### What to do
Below are some records. Copy every line in them that holds "James".

### Data listing
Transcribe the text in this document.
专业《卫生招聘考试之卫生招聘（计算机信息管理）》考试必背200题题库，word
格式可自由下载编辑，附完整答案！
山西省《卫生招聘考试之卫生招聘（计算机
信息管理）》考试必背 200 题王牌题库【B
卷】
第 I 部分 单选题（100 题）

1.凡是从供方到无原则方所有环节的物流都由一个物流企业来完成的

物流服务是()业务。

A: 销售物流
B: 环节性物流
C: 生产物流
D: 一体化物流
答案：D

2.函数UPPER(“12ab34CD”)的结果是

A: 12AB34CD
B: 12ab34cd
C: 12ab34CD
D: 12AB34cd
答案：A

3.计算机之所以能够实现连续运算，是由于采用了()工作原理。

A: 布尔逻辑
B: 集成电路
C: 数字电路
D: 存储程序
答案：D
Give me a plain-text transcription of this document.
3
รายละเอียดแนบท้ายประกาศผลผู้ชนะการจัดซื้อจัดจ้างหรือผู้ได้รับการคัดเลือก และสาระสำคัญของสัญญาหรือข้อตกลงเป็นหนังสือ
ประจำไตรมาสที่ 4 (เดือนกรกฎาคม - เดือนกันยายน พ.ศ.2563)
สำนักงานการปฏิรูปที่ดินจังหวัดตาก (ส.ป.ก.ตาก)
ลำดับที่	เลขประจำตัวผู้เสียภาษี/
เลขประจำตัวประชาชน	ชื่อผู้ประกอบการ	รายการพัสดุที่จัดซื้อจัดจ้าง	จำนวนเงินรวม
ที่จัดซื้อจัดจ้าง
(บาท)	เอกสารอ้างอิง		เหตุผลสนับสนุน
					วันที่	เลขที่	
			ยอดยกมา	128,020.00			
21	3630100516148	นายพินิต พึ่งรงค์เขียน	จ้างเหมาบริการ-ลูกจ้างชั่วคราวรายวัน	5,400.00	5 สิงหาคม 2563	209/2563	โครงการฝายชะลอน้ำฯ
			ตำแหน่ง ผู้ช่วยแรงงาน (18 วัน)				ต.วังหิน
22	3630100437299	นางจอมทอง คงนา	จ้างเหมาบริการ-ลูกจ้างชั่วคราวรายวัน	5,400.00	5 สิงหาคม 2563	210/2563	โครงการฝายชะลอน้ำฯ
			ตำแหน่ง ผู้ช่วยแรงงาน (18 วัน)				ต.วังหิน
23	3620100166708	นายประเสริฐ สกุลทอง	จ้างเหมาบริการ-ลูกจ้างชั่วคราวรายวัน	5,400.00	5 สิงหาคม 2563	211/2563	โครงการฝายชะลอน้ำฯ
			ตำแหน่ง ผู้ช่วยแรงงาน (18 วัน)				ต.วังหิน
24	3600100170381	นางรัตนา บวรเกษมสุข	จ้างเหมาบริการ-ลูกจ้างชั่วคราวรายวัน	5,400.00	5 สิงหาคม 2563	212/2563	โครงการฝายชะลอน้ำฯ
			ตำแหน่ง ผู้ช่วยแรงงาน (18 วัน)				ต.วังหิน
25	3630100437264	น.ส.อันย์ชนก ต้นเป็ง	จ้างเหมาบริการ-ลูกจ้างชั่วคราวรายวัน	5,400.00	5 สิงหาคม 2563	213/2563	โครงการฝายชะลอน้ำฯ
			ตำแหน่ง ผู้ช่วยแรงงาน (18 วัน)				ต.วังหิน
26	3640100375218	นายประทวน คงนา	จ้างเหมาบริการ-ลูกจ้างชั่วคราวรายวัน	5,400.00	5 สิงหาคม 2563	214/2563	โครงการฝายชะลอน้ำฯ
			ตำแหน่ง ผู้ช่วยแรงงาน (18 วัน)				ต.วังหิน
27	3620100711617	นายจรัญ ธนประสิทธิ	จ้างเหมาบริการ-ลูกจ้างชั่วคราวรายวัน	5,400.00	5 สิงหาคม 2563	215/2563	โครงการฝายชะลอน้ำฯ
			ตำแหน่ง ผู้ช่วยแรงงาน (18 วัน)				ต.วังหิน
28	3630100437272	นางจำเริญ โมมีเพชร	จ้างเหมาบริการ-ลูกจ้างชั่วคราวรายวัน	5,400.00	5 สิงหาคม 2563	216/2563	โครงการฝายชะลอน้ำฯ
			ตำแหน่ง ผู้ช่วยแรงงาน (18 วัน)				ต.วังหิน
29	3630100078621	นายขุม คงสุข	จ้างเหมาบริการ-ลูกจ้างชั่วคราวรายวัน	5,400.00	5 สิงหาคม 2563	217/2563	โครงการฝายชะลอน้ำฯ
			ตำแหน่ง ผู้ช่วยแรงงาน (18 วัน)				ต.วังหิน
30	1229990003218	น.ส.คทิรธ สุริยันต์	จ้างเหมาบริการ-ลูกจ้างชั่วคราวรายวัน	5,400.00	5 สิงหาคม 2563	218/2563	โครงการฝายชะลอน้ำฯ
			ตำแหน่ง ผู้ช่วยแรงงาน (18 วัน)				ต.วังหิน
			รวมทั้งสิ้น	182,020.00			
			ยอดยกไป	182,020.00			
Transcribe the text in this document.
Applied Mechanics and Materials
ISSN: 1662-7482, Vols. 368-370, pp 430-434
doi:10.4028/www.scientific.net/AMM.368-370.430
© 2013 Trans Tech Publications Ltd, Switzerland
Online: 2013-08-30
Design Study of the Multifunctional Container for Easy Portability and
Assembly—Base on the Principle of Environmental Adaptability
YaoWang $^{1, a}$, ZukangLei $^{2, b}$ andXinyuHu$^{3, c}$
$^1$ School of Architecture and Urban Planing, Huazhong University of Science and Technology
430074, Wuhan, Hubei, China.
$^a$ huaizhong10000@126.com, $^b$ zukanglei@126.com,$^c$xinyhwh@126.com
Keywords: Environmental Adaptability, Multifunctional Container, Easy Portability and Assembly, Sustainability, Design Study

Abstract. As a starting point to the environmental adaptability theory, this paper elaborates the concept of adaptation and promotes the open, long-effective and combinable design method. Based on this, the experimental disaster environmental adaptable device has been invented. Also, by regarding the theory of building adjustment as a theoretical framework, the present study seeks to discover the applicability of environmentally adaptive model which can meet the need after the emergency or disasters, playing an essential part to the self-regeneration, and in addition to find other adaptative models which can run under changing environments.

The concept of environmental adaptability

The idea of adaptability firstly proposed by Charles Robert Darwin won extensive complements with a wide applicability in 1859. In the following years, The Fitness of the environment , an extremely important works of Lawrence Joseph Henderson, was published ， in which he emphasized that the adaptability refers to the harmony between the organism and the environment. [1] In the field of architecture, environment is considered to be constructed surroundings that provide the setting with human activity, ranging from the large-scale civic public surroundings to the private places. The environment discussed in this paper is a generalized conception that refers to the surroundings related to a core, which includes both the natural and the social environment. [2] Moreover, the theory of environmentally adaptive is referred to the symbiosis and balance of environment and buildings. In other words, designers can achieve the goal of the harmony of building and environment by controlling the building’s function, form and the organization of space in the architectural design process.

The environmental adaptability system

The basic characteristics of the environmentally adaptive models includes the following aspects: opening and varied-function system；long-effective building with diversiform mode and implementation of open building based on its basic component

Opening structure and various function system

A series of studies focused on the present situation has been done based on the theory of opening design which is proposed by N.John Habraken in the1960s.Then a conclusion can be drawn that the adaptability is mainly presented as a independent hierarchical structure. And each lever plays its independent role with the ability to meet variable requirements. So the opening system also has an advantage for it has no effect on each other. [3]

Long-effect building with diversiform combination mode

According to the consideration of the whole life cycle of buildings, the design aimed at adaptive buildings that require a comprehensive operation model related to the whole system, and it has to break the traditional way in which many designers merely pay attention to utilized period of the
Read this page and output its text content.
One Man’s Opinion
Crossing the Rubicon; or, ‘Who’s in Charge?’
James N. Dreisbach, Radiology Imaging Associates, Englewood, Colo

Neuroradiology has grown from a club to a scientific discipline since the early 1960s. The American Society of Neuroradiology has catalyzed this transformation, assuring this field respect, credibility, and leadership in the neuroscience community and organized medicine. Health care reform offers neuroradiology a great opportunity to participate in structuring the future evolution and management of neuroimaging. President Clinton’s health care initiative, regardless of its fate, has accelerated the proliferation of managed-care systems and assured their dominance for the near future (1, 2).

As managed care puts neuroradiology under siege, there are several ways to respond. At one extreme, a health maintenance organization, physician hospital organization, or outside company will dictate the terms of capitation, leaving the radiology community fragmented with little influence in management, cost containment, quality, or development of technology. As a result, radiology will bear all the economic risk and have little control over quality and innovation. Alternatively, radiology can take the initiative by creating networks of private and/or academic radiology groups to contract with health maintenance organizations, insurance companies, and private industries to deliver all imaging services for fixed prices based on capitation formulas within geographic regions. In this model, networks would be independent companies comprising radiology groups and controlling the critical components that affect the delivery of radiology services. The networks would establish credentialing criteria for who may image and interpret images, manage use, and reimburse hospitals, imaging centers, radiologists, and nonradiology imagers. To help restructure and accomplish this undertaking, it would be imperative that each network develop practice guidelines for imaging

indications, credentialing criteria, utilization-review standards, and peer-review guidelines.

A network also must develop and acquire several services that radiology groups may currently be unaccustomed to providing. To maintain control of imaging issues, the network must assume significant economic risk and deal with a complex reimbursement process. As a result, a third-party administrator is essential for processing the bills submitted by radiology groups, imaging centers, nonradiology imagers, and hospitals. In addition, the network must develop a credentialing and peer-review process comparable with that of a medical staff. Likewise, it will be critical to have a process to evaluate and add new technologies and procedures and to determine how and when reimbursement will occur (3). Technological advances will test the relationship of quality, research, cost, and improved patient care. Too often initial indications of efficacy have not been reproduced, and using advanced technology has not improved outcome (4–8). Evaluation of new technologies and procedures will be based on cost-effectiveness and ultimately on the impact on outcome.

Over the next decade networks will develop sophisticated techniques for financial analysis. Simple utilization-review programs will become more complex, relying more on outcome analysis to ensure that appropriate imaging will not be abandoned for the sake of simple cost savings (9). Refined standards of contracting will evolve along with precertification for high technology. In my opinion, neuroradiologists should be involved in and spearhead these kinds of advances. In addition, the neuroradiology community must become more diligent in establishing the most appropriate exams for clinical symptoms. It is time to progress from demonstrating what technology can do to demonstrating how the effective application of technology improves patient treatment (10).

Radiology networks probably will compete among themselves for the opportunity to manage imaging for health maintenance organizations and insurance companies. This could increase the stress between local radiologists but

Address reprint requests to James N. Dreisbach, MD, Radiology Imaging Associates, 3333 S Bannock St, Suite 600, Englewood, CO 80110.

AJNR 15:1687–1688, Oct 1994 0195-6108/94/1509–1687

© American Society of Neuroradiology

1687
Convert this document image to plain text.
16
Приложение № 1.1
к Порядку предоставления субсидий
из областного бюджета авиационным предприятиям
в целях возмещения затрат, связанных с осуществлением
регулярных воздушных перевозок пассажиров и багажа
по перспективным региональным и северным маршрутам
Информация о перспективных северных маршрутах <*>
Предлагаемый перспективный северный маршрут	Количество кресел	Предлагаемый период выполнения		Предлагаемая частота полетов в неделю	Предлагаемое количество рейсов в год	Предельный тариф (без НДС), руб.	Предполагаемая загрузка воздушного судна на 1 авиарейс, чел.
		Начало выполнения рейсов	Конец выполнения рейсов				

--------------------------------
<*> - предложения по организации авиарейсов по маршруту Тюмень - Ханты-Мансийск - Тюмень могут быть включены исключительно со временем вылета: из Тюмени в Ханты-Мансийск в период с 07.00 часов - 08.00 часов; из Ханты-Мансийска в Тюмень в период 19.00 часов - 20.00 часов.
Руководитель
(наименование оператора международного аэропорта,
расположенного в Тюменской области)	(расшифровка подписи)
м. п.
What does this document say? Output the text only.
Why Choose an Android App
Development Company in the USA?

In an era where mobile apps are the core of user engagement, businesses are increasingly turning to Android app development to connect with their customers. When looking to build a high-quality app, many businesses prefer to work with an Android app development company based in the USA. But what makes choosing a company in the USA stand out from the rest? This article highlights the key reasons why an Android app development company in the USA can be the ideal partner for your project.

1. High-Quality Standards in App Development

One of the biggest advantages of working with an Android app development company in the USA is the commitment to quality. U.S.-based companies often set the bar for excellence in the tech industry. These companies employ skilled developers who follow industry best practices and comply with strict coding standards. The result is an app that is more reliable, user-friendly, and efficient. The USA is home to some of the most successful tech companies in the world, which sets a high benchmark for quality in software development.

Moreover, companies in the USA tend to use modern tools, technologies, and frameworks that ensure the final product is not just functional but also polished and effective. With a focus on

### Answer to the exercise
James N. Dreisbach, Radiology Imaging Associates, Englewood, Colo
Address reprint requests to James N. Dreisbach, MD, Radiology Imaging Associates, 3333 S Bannock St, Suite 600, Englewood, CO 80110.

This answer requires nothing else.